*What is asked*:
Copy the listing below line for line and word for word, leaving out the pictures.

>> Start Listing

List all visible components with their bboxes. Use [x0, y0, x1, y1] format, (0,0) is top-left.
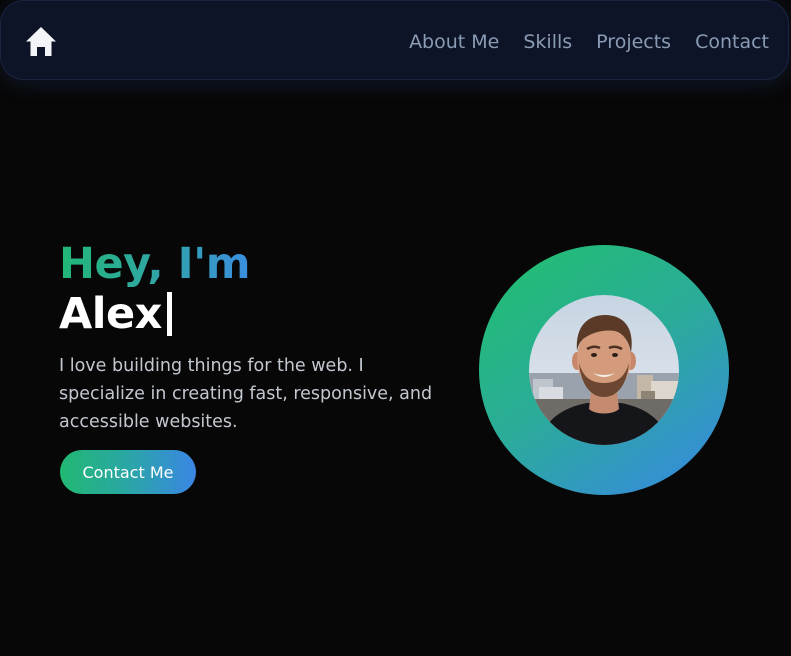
- home-icon: [26, 27, 56, 56]
- page: About Me Skills Projects Contact Hey, I'…: [0, 0, 791, 656]
- nav-link-skills[interactable]: Skills: [523, 28, 572, 56]
- navbar: About Me Skills Projects Contact: [0, 0, 789, 80]
- hero-name-row: Alex: [59, 287, 172, 341]
- nav-link-about-me[interactable]: About Me: [409, 28, 499, 56]
- hero-description: I love building things for the web. I sp…: [59, 356, 433, 432]
- typing-cursor: [166, 292, 172, 336]
- contact-me-button[interactable]: Contact Me: [60, 450, 196, 494]
- avatar-photo-illustration: [529, 295, 679, 445]
- nav-links: About Me Skills Projects Contact: [409, 28, 769, 56]
- avatar: [529, 295, 679, 445]
- avatar-ring: [479, 245, 729, 495]
- hero-name: Alex: [59, 289, 162, 339]
- nav-link-contact[interactable]: Contact: [695, 28, 769, 56]
- home-link[interactable]: [24, 25, 58, 59]
- nav-link-projects[interactable]: Projects: [596, 28, 671, 56]
- hero-greeting: Hey, I'm: [59, 239, 251, 289]
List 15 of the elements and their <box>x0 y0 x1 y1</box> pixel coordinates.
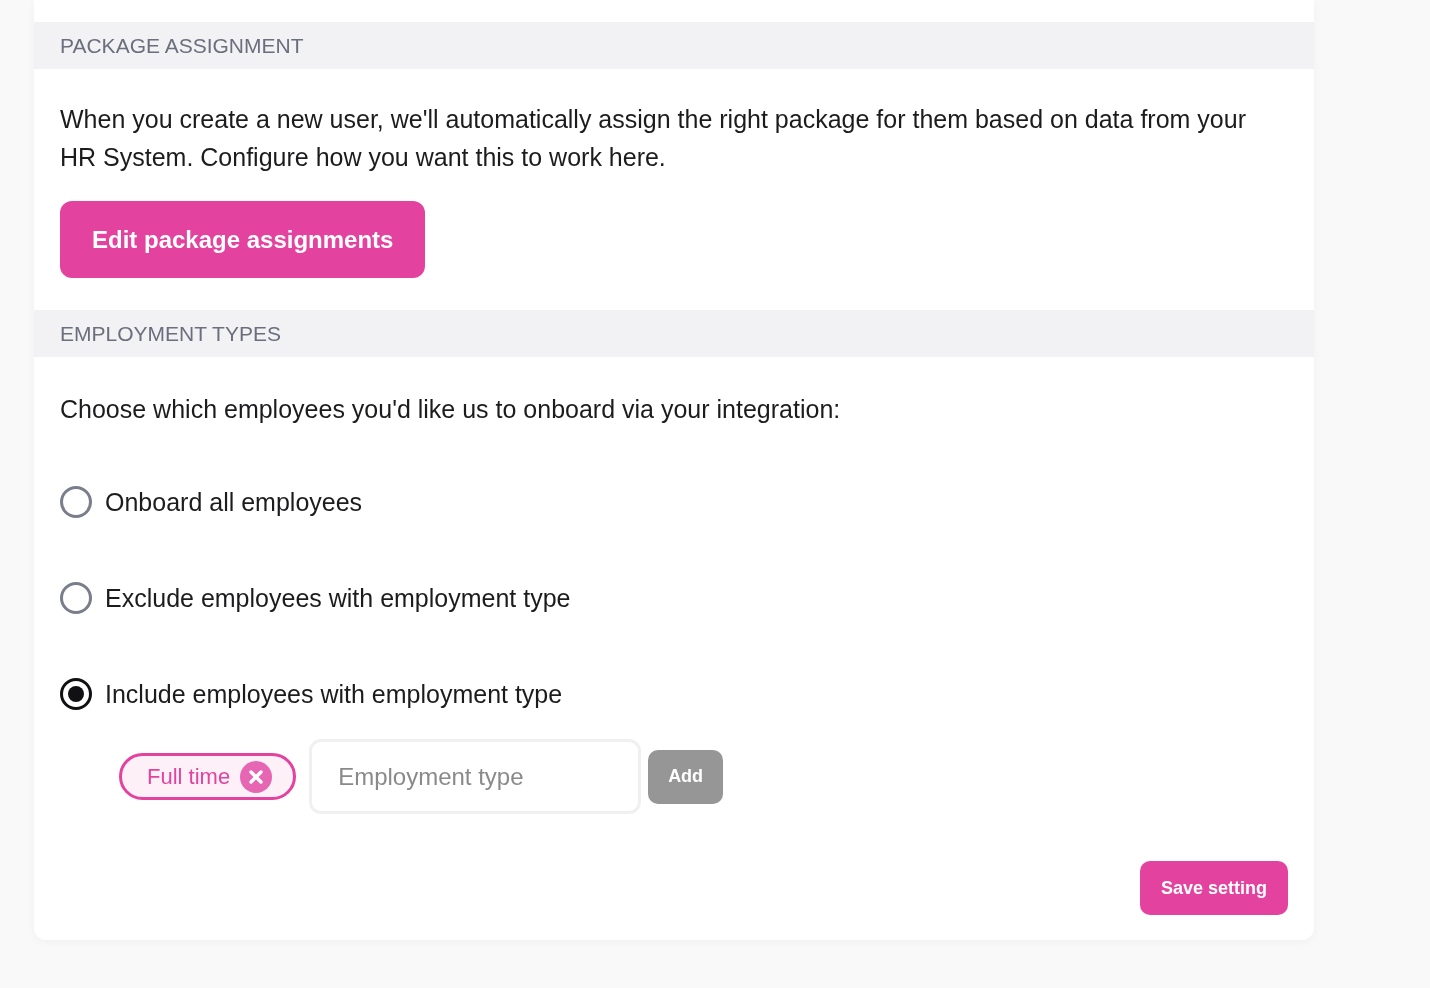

>> End Listing

*Exercise output*:
List all visible components with their bboxes. Use [x0, y0, x1, y1] format, (0,0) is top-left.
- home-icon: [26, 27, 56, 56]
- page: About Me Skills Projects Contact Hey, I'…: [0, 0, 791, 656]
- nav-link-skills[interactable]: Skills: [523, 28, 572, 56]
- navbar: About Me Skills Projects Contact: [0, 0, 789, 80]
- hero-name-row: Alex: [59, 287, 172, 341]
- nav-link-about-me[interactable]: About Me: [409, 28, 499, 56]
- hero-description: I love building things for the web. I sp…: [59, 356, 433, 432]
- typing-cursor: [166, 292, 172, 336]
- contact-me-button[interactable]: Contact Me: [60, 450, 196, 494]
- avatar-photo-illustration: [529, 295, 679, 445]
- nav-links: About Me Skills Projects Contact: [409, 28, 769, 56]
- avatar: [529, 295, 679, 445]
- avatar-ring: [479, 245, 729, 495]
- hero-name: Alex: [59, 289, 162, 339]
- nav-link-contact[interactable]: Contact: [695, 28, 769, 56]
- home-link[interactable]: [24, 25, 58, 59]
- nav-link-projects[interactable]: Projects: [596, 28, 671, 56]
- hero-greeting: Hey, I'm: [59, 239, 251, 289]
List 15 of the elements and their <box>x0 y0 x1 y1</box> pixel coordinates.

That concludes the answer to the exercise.